» **GIVEN PROBLEM**: Replace each occurrence of "method-line" with "procedure-line" throughout the listing below, and reproduce every line with no other changes.
** Start PROVIDED RECORDS **
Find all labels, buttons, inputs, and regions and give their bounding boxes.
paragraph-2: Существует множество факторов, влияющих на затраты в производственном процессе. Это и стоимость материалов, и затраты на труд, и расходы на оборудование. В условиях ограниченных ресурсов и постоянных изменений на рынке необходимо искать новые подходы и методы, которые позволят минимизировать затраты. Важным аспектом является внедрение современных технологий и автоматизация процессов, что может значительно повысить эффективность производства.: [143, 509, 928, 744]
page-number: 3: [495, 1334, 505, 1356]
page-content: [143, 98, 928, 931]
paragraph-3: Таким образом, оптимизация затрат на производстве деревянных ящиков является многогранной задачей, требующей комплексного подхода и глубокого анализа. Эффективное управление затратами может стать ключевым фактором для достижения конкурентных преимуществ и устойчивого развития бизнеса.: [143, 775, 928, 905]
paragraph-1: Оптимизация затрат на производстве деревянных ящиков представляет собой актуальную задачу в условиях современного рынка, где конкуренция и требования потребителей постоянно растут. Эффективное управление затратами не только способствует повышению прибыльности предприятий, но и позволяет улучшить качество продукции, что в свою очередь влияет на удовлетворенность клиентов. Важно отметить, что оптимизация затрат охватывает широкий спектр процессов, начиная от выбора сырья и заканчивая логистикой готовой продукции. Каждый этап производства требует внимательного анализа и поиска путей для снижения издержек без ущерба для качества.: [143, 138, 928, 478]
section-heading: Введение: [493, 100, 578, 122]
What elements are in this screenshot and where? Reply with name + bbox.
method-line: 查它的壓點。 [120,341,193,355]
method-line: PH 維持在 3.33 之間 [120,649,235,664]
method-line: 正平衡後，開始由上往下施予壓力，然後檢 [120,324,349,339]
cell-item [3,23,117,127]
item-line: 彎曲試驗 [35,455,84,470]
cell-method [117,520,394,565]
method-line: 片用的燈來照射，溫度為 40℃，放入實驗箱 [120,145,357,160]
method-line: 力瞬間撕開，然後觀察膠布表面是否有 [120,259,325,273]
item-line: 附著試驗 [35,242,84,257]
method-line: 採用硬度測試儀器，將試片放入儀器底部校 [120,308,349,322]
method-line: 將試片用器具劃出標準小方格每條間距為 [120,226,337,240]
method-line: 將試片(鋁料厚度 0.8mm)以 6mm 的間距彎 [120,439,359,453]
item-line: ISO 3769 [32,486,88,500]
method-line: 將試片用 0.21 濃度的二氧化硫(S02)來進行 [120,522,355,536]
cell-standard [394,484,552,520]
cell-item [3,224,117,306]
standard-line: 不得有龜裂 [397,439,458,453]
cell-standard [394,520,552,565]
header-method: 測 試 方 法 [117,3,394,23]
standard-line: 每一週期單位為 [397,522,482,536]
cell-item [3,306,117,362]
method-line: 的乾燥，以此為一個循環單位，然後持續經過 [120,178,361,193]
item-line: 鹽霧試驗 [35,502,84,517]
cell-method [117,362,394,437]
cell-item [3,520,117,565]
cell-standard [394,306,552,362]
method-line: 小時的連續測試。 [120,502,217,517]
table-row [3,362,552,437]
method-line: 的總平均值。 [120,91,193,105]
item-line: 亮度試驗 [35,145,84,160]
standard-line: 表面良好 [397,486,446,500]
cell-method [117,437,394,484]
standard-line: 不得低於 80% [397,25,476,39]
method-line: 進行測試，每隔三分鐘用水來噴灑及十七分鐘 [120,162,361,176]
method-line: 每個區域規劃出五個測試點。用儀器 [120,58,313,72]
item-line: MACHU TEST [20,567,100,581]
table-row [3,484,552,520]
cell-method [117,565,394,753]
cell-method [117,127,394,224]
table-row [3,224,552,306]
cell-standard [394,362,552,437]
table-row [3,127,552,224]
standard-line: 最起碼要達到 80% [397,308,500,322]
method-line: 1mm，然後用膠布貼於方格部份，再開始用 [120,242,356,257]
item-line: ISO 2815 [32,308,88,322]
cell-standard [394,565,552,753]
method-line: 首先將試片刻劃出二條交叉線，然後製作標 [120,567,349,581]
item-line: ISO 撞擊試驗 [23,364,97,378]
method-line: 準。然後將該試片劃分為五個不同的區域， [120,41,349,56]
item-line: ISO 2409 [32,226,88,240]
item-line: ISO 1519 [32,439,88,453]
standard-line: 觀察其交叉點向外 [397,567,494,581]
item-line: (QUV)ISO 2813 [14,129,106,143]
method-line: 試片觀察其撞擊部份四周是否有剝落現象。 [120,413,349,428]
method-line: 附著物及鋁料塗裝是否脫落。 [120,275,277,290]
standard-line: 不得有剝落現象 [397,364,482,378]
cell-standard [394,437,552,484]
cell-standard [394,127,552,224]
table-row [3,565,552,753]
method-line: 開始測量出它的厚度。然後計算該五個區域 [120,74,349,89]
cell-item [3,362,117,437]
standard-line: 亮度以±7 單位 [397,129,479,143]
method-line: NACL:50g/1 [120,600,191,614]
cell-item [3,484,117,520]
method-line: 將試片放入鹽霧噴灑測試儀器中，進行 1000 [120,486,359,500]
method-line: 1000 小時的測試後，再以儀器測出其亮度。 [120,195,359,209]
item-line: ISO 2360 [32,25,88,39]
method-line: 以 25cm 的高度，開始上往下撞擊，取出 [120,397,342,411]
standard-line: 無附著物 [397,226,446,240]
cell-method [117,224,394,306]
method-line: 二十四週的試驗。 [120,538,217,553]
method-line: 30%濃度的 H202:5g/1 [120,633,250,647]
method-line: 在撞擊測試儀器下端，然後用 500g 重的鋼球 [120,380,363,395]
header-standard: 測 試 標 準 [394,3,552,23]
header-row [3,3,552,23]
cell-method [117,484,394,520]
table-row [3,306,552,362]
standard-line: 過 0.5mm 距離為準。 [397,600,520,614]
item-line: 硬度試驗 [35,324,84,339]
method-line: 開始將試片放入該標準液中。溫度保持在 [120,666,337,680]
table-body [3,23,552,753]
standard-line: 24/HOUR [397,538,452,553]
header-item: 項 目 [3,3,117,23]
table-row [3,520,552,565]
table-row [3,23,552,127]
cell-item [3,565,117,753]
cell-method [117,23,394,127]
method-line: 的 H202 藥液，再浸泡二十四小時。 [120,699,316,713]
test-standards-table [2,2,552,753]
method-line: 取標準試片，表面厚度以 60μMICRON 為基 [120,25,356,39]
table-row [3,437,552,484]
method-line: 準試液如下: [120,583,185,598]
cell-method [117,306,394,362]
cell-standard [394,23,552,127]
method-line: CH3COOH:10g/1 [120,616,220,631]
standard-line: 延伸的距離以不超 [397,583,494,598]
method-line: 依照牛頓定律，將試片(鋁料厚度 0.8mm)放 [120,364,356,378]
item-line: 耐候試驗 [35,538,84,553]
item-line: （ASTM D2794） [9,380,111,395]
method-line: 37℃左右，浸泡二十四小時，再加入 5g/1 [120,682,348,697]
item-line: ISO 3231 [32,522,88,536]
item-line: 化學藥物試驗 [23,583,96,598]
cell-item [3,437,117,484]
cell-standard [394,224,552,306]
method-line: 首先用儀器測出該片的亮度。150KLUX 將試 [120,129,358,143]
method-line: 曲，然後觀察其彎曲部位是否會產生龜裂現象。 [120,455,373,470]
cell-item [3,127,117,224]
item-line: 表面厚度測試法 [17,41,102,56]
** End PROVIDED RECORDS **
» **RESPONSE TO THE EXERCISE**:
Find all labels, buttons, inputs, and regions and give their bounding boxes.
paragraph-2: Существует множество факторов, влияющих на затраты в производственном процессе. Это и стоимость материалов, и затраты на труд, и расходы на оборудование. В условиях ограниченных ресурсов и постоянных изменений на рынке необходимо искать новые подходы и методы, которые позволят минимизировать затраты. Важным аспектом является внедрение современных технологий и автоматизация процессов, что может значительно повысить эффективность производства.: [143, 509, 928, 744]
page-number: 3: [495, 1334, 505, 1356]
page-content: [143, 98, 928, 931]
paragraph-3: Таким образом, оптимизация затрат на производстве деревянных ящиков является многогранной задачей, требующей комплексного подхода и глубокого анализа. Эффективное управление затратами может стать ключевым фактором для достижения конкурентных преимуществ и устойчивого развития бизнеса.: [143, 775, 928, 905]
paragraph-1: Оптимизация затрат на производстве деревянных ящиков представляет собой актуальную задачу в условиях современного рынка, где конкуренция и требования потребителей постоянно растут. Эффективное управление затратами не только способствует повышению прибыльности предприятий, но и позволяет улучшить качество продукции, что в свою очередь влияет на удовлетворенность клиентов. Важно отметить, что оптимизация затрат охватывает широкий спектр процессов, начиная от выбора сырья и заканчивая логистикой готовой продукции. Каждый этап производства требует внимательного анализа и поиска путей для снижения издержек без ущерба для качества.: [143, 138, 928, 478]
section-heading: Введение: [493, 100, 578, 122]
What elements are in this screenshot and where? Reply with name + bbox.
procedure-line: 查它的壓點。 [120,341,193,355]
procedure-line: PH 維持在 3.33 之間 [120,649,235,664]
procedure-line: 正平衡後，開始由上往下施予壓力，然後檢 [120,324,349,339]
cell-item [3,23,117,127]
item-line: 彎曲試驗 [35,455,84,470]
cell-method [117,520,394,565]
procedure-line: 片用的燈來照射，溫度為 40℃，放入實驗箱 [120,145,357,160]
procedure-line: 力瞬間撕開，然後觀察膠布表面是否有 [120,259,325,273]
item-line: 附著試驗 [35,242,84,257]
procedure-line: 採用硬度測試儀器，將試片放入儀器底部校 [120,308,349,322]
procedure-line: 將試片用器具劃出標準小方格每條間距為 [120,226,337,240]
procedure-line: 將試片(鋁料厚度 0.8mm)以 6mm 的間距彎 [120,439,359,453]
item-line: ISO 3769 [32,486,88,500]
procedure-line: 將試片用 0.21 濃度的二氧化硫(S02)來進行 [120,522,355,536]
cell-standard [394,484,552,520]
cell-item [3,224,117,306]
standard-line: 不得有龜裂 [397,439,458,453]
cell-standard [394,520,552,565]
header-method: 測 試 方 法 [117,3,394,23]
standard-line: 每一週期單位為 [397,522,482,536]
cell-item [3,306,117,362]
procedure-line: 的乾燥，以此為一個循環單位，然後持續經過 [120,178,361,193]
item-line: 鹽霧試驗 [35,502,84,517]
cell-method [117,362,394,437]
cell-item [3,520,117,565]
cell-standard [394,306,552,362]
procedure-line: 小時的連續測試。 [120,502,217,517]
table-row [3,362,552,437]
procedure-line: 的總平均值。 [120,91,193,105]
item-line: 亮度試驗 [35,145,84,160]
standard-line: 表面良好 [397,486,446,500]
cell-method [117,437,394,484]
standard-line: 不得低於 80% [397,25,476,39]
procedure-line: 進行測試，每隔三分鐘用水來噴灑及十七分鐘 [120,162,361,176]
procedure-line: 每個區域規劃出五個測試點。用儀器 [120,58,313,72]
item-line: MACHU TEST [20,567,100,581]
table-row [3,484,552,520]
cell-method [117,565,394,753]
cell-method [117,127,394,224]
table-row [3,224,552,306]
cell-standard [394,362,552,437]
table-row [3,127,552,224]
standard-line: 最起碼要達到 80% [397,308,500,322]
procedure-line: 1mm，然後用膠布貼於方格部份，再開始用 [120,242,356,257]
item-line: ISO 2815 [32,308,88,322]
cell-standard [394,565,552,753]
procedure-line: 首先將試片刻劃出二條交叉線，然後製作標 [120,567,349,581]
item-line: ISO 撞擊試驗 [23,364,97,378]
procedure-line: 準。然後將該試片劃分為五個不同的區域， [120,41,349,56]
item-line: ISO 2409 [32,226,88,240]
item-line: ISO 1519 [32,439,88,453]
standard-line: 觀察其交叉點向外 [397,567,494,581]
item-line: (QUV)ISO 2813 [14,129,106,143]
procedure-line: 試片觀察其撞擊部份四周是否有剝落現象。 [120,413,349,428]
procedure-line: 附著物及鋁料塗裝是否脫落。 [120,275,277,290]
standard-line: 不得有剝落現象 [397,364,482,378]
cell-standard [394,437,552,484]
cell-standard [394,127,552,224]
table-row [3,565,552,753]
procedure-line: 開始測量出它的厚度。然後計算該五個區域 [120,74,349,89]
cell-item [3,362,117,437]
standard-line: 亮度以±7 單位 [397,129,479,143]
procedure-line: NACL:50g/1 [120,600,191,614]
cell-item [3,484,117,520]
procedure-line: 將試片放入鹽霧噴灑測試儀器中，進行 1000 [120,486,359,500]
procedure-line: 1000 小時的測試後，再以儀器測出其亮度。 [120,195,359,209]
item-line: ISO 2360 [32,25,88,39]
procedure-line: 以 25cm 的高度，開始上往下撞擊，取出 [120,397,342,411]
standard-line: 無附著物 [397,226,446,240]
cell-method [117,224,394,306]
procedure-line: 二十四週的試驗。 [120,538,217,553]
procedure-line: 30%濃度的 H202:5g/1 [120,633,250,647]
procedure-line: 在撞擊測試儀器下端，然後用 500g 重的鋼球 [120,380,363,395]
header-standard: 測 試 標 準 [394,3,552,23]
header-row [3,3,552,23]
cell-method [117,484,394,520]
table-row [3,306,552,362]
standard-line: 過 0.5mm 距離為準。 [397,600,520,614]
item-line: 硬度試驗 [35,324,84,339]
procedure-line: 開始將試片放入該標準液中。溫度保持在 [120,666,337,680]
table-body [3,23,552,753]
standard-line: 24/HOUR [397,538,452,553]
header-item: 項 目 [3,3,117,23]
table-row [3,520,552,565]
table-row [3,23,552,127]
cell-item [3,565,117,753]
cell-method [117,23,394,127]
procedure-line: 的 H202 藥液，再浸泡二十四小時。 [120,699,316,713]
test-standards-table [2,2,552,753]
procedure-line: 取標準試片，表面厚度以 60μMICRON 為基 [120,25,356,39]
table-row [3,437,552,484]
procedure-line: 準試液如下: [120,583,185,598]
cell-method [117,306,394,362]
cell-standard [394,23,552,127]
procedure-line: CH3COOH:10g/1 [120,616,220,631]
standard-line: 延伸的距離以不超 [397,583,494,598]
procedure-line: 依照牛頓定律，將試片(鋁料厚度 0.8mm)放 [120,364,356,378]
item-line: 耐候試驗 [35,538,84,553]
item-line: （ASTM D2794） [9,380,111,395]
procedure-line: 37℃左右，浸泡二十四小時，再加入 5g/1 [120,682,348,697]
item-line: ISO 3231 [32,522,88,536]
item-line: 化學藥物試驗 [23,583,96,598]
cell-item [3,437,117,484]
cell-standard [394,224,552,306]
procedure-line: 首先用儀器測出該片的亮度。150KLUX 將試 [120,129,358,143]
procedure-line: 曲，然後觀察其彎曲部位是否會產生龜裂現象。 [120,455,373,470]
cell-item [3,127,117,224]
item-line: 表面厚度測試法 [17,41,102,56]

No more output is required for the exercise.